The complete listing should be restated exactly.

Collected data
--- BEGIN ---

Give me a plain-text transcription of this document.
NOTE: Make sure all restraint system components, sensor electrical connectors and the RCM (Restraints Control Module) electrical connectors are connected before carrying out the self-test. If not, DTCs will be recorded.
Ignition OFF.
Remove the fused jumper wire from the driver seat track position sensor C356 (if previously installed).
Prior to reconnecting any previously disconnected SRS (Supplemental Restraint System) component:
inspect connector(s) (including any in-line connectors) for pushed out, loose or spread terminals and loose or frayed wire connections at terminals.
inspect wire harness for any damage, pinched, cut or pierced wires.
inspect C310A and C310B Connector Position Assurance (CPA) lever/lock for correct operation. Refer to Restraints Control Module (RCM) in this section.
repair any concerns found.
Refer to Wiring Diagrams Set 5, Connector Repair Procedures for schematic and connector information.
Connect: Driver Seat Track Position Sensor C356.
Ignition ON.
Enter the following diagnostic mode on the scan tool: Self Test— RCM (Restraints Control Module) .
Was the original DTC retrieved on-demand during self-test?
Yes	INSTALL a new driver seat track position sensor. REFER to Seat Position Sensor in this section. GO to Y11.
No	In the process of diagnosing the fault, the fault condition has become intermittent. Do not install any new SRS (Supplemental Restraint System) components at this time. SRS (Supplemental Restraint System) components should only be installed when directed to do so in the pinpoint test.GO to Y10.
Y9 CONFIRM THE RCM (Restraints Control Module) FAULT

--- END ---

THE RESPONSE
Give me a plain-text transcription of this document.
NOTE: Make sure all restraint system components, sensor electrical connectors and the RCM (Restraints Control Module) electrical connectors are connected before carrying out the self-test. If not, DTCs will be recorded.
Ignition OFF.
Remove the fused jumper wire from the driver seat track position sensor C356 (if previously installed).
Prior to reconnecting any previously disconnected SRS (Supplemental Restraint System) component:
inspect connector(s) (including any in-line connectors) for pushed out, loose or spread terminals and loose or frayed wire connections at terminals.
inspect wire harness for any damage, pinched, cut or pierced wires.
inspect C310A and C310B Connector Position Assurance (CPA) lever/lock for correct operation. Refer to Restraints Control Module (RCM) in this section.
repair any concerns found.
Refer to Wiring Diagrams Set 5, Connector Repair Procedures for schematic and connector information.
Connect: Driver Seat Track Position Sensor C356.
Ignition ON.
Enter the following diagnostic mode on the scan tool: Self Test— RCM (Restraints Control Module) .
Was the original DTC retrieved on-demand during self-test?
Yes	INSTALL a new driver seat track position sensor. REFER to Seat Position Sensor in this section. GO to Y11.
No	In the process of diagnosing the fault, the fault condition has become intermittent. Do not install any new SRS (Supplemental Restraint System) components at this time. SRS (Supplemental Restraint System) components should only be installed when directed to do so in the pinpoint test.GO to Y10.
Y9 CONFIRM THE RCM (Restraints Control Module) FAULT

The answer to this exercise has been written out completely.